- _Records contained in a dataset_:
———
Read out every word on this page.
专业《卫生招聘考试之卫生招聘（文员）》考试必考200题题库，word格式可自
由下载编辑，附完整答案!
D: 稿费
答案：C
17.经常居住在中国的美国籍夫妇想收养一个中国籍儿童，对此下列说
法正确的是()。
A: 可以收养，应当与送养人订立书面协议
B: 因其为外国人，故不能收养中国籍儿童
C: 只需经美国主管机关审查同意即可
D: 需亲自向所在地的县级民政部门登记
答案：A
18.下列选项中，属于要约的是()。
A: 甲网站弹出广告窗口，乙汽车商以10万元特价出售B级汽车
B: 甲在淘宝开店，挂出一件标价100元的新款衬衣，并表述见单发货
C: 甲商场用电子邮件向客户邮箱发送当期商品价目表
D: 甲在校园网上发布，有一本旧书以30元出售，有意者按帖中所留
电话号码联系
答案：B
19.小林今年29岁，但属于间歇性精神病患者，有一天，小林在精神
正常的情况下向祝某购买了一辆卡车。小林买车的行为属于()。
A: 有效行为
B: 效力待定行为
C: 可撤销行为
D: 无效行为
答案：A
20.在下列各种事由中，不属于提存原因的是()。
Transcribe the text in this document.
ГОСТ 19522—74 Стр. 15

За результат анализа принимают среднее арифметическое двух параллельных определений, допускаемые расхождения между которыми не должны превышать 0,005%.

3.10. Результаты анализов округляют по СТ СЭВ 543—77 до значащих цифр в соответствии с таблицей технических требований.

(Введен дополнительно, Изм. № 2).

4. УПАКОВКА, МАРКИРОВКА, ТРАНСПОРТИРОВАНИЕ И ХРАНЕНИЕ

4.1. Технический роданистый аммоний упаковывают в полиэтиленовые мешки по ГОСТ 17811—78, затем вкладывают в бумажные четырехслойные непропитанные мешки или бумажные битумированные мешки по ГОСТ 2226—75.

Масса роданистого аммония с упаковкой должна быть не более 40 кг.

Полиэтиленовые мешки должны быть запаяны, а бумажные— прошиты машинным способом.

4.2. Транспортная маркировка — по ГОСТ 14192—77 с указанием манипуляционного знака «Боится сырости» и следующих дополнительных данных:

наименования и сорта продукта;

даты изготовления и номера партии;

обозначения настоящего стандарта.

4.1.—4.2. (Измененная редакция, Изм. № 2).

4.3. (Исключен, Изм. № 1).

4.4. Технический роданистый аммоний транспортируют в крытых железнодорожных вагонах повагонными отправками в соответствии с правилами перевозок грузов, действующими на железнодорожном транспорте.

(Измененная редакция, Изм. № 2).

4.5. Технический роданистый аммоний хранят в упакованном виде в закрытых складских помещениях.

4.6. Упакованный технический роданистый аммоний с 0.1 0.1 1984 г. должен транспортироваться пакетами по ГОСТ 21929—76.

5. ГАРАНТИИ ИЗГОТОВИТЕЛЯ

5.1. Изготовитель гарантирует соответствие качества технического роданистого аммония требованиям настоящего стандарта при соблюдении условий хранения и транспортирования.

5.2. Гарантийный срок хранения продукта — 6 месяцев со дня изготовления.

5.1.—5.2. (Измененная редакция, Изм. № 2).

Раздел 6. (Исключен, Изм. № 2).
———
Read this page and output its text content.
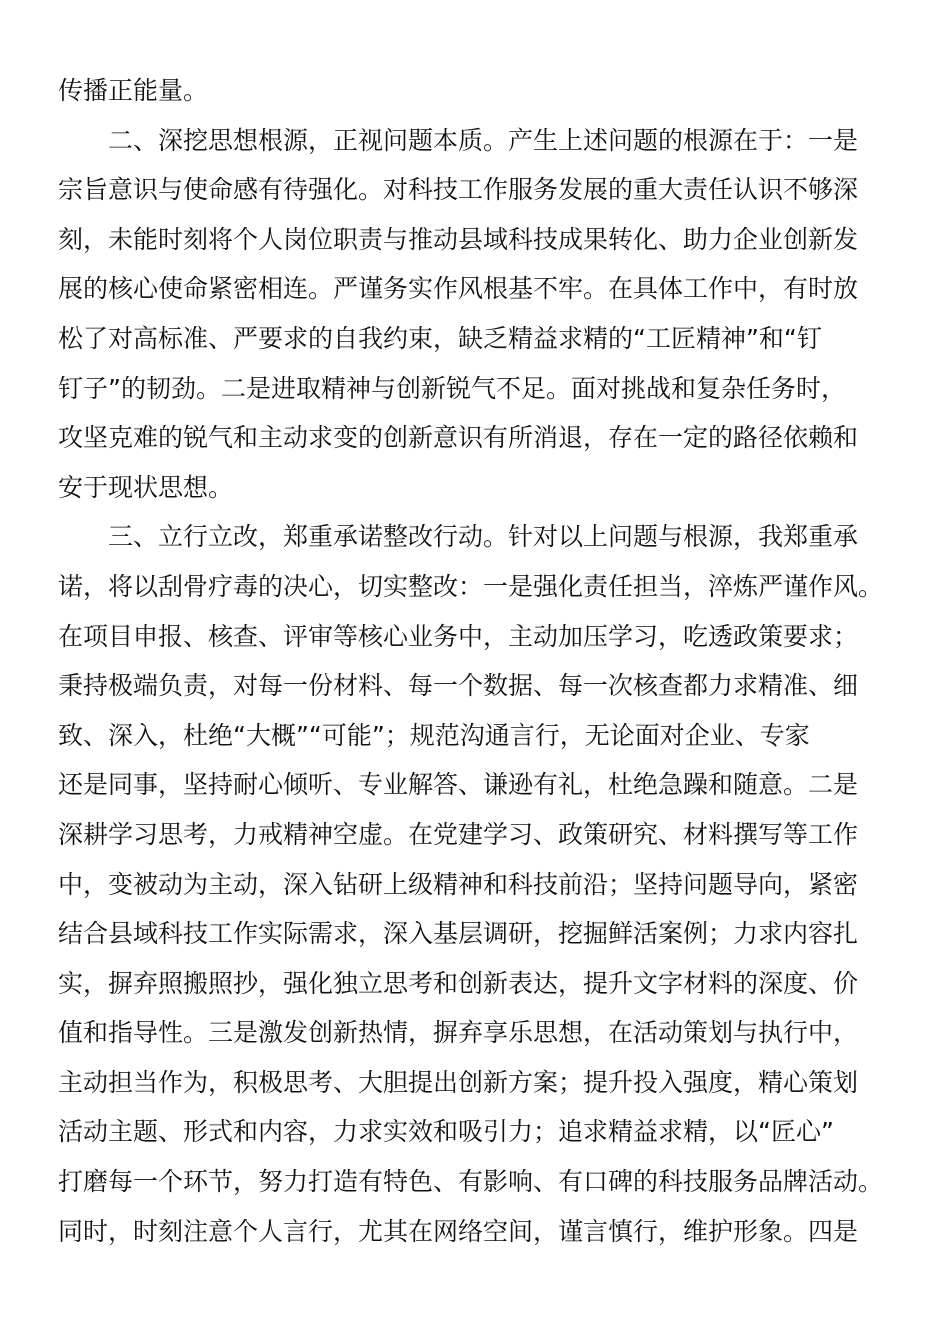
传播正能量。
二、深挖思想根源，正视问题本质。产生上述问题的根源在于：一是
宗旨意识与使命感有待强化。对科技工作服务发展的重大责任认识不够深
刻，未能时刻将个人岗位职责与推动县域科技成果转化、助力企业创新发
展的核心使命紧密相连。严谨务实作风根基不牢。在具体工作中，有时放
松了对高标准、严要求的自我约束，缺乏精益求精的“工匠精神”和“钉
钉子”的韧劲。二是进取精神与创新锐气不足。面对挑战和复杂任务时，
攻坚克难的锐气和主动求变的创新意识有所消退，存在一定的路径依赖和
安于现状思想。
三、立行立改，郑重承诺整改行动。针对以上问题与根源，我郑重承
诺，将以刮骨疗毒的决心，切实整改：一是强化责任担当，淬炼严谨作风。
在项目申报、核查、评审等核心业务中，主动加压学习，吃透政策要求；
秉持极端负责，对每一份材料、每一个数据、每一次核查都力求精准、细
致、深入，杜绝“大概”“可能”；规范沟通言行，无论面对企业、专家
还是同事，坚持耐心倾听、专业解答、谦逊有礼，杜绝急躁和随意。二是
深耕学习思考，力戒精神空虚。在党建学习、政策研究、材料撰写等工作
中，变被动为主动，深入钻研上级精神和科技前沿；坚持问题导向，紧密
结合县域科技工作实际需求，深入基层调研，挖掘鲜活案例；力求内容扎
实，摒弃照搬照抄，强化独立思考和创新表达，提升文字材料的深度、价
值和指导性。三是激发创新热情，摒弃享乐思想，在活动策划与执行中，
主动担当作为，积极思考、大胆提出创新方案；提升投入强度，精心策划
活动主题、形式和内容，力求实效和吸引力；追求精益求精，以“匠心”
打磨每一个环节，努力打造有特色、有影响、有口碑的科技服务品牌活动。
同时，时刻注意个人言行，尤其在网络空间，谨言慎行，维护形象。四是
———
- _PROBLEM DETAILS_: Scan the material above for the string "page" and report each line where you find it.

- _ANSWER IN FULL_:
Read out every word on this page.
Read this page and output its text content.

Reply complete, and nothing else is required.